### STATED PROBLEM
Every line that holds the string "COVID" is to be identified and copied.

### DATA PROVIDED
┏━━
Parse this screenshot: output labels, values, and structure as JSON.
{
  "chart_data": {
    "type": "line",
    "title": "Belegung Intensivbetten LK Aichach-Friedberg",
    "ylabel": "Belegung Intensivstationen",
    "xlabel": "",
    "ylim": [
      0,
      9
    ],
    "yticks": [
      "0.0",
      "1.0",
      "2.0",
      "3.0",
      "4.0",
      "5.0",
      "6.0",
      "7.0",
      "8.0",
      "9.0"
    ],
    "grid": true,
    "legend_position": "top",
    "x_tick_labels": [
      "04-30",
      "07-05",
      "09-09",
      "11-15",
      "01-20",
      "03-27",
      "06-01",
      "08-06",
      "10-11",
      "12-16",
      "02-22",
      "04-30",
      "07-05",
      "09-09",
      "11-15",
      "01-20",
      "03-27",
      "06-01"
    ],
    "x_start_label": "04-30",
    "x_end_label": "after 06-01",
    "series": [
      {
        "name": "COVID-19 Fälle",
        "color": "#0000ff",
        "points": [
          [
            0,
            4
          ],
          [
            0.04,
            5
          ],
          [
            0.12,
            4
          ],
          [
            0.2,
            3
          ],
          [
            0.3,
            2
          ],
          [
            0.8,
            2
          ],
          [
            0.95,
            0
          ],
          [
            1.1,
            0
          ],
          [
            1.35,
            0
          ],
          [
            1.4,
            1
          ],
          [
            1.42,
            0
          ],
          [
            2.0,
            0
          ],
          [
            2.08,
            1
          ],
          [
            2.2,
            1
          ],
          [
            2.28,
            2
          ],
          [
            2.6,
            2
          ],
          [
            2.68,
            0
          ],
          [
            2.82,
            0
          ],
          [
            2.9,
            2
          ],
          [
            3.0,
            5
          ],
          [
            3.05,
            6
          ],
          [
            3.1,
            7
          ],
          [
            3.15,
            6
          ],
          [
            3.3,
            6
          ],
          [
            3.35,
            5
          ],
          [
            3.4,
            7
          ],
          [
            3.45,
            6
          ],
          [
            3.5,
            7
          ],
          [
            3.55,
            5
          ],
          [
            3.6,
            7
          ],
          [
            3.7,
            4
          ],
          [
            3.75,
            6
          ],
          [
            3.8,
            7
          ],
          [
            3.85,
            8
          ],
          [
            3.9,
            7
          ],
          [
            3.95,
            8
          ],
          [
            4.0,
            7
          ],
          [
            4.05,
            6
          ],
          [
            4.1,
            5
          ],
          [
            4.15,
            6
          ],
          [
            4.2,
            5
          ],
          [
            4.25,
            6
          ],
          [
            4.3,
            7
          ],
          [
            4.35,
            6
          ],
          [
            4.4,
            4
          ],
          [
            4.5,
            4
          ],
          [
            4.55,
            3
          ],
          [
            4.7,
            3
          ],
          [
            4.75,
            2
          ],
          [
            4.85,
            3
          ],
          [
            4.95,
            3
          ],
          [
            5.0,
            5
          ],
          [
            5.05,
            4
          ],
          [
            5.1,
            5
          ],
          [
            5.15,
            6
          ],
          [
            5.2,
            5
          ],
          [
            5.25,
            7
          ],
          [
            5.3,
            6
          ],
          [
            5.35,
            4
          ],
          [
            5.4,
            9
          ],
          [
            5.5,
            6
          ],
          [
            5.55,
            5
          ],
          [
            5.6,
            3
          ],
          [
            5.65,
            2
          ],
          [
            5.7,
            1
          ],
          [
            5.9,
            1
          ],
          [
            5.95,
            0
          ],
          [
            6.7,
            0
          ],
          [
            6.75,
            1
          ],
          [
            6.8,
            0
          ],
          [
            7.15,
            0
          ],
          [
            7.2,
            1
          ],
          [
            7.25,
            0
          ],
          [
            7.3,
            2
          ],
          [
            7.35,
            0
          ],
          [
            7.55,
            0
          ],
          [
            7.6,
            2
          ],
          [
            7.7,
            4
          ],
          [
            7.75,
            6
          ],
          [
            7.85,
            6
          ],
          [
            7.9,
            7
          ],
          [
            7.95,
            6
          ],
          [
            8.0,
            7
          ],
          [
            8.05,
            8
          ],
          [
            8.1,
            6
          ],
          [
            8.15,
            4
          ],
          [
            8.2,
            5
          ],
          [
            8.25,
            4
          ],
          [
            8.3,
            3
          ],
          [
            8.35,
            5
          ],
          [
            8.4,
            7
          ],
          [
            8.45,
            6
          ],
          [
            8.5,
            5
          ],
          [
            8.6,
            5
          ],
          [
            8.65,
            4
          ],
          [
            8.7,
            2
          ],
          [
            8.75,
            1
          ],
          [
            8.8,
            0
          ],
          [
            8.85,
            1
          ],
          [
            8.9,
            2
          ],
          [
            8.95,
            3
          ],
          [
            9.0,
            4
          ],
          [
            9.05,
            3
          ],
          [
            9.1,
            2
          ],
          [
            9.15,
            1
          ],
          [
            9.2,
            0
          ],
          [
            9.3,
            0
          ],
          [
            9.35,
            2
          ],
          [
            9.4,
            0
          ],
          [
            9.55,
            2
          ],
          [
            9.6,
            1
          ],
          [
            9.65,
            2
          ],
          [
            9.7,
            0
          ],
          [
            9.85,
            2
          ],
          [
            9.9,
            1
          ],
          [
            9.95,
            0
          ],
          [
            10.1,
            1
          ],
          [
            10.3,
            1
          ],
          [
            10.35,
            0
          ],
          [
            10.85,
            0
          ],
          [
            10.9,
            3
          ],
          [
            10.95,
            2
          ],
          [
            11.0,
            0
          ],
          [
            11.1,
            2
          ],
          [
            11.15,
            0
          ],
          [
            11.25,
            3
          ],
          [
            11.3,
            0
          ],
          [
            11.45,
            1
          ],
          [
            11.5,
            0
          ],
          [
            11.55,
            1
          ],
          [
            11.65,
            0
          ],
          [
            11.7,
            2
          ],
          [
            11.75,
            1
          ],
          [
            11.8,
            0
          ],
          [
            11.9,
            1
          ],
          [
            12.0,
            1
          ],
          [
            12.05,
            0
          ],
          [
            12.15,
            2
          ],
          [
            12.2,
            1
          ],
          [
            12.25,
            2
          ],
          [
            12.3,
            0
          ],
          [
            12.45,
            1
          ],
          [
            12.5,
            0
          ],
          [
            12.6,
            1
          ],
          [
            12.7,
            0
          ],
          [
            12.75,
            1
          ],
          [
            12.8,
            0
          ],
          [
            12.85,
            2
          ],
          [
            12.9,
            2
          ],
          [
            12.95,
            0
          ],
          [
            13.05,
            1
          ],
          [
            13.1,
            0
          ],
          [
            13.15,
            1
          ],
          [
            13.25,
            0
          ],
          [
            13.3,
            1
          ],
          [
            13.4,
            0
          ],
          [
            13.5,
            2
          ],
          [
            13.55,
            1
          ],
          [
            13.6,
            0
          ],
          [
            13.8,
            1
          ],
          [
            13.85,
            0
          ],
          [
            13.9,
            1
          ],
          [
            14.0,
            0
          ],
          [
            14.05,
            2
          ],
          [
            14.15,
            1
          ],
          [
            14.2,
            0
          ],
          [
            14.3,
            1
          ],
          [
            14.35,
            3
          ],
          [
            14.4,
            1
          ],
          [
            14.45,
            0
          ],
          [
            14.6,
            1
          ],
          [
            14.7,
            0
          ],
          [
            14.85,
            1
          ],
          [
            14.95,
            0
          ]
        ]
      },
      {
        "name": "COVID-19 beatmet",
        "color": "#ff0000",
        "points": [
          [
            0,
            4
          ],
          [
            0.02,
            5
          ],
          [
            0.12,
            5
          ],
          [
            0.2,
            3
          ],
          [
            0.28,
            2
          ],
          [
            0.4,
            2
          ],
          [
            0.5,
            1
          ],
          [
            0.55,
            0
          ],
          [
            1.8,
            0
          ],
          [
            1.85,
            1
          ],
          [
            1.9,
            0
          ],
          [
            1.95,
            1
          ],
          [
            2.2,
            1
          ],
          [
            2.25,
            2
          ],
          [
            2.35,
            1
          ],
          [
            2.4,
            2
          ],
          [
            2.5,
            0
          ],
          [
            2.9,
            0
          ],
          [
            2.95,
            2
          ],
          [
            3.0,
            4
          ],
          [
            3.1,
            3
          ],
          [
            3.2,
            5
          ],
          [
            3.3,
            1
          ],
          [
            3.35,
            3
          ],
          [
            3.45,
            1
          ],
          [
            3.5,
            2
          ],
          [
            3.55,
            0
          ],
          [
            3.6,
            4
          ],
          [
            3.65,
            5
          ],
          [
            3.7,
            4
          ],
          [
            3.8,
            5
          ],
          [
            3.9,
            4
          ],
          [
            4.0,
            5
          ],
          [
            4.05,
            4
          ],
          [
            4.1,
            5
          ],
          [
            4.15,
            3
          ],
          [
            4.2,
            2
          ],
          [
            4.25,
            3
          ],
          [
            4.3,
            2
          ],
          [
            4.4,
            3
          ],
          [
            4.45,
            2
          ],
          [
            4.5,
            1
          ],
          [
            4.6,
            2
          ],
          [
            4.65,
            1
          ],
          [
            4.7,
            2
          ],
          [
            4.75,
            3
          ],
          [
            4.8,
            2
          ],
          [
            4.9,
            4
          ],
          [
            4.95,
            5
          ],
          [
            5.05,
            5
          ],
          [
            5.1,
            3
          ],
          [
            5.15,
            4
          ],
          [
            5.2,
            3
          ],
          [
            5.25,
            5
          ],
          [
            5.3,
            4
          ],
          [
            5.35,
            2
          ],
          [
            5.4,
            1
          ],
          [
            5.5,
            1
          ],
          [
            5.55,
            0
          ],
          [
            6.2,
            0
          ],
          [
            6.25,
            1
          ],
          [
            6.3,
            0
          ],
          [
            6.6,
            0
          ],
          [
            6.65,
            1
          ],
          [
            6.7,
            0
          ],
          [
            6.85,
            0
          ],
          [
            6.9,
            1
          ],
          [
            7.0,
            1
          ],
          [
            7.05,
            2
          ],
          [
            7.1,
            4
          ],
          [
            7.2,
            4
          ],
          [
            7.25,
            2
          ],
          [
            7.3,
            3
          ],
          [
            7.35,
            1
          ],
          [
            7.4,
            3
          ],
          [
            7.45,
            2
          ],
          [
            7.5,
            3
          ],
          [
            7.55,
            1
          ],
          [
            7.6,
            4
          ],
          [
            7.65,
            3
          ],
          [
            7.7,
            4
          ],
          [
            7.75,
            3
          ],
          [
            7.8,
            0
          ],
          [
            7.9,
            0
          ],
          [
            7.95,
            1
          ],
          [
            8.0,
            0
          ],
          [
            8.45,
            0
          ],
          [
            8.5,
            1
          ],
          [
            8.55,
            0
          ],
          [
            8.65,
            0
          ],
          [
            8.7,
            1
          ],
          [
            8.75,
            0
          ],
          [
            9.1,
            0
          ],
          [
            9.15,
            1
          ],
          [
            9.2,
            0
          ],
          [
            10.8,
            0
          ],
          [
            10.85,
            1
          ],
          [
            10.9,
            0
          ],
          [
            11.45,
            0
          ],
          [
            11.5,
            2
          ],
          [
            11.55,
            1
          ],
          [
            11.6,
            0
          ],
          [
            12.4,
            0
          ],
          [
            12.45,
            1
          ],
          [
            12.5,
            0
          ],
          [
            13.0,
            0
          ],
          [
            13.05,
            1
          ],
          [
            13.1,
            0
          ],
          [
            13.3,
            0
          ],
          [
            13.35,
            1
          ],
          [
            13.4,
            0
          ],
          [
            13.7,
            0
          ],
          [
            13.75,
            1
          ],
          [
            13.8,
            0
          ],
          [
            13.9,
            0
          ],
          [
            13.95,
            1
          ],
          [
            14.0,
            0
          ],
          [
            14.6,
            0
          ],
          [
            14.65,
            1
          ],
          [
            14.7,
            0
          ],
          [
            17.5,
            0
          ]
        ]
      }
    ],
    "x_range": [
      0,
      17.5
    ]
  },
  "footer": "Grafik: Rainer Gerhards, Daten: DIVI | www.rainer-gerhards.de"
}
┗━━
### RESULT OF THIS TASK
        "name": "COVID-19 Fälle",
        "name": "COVID-19 beatmet",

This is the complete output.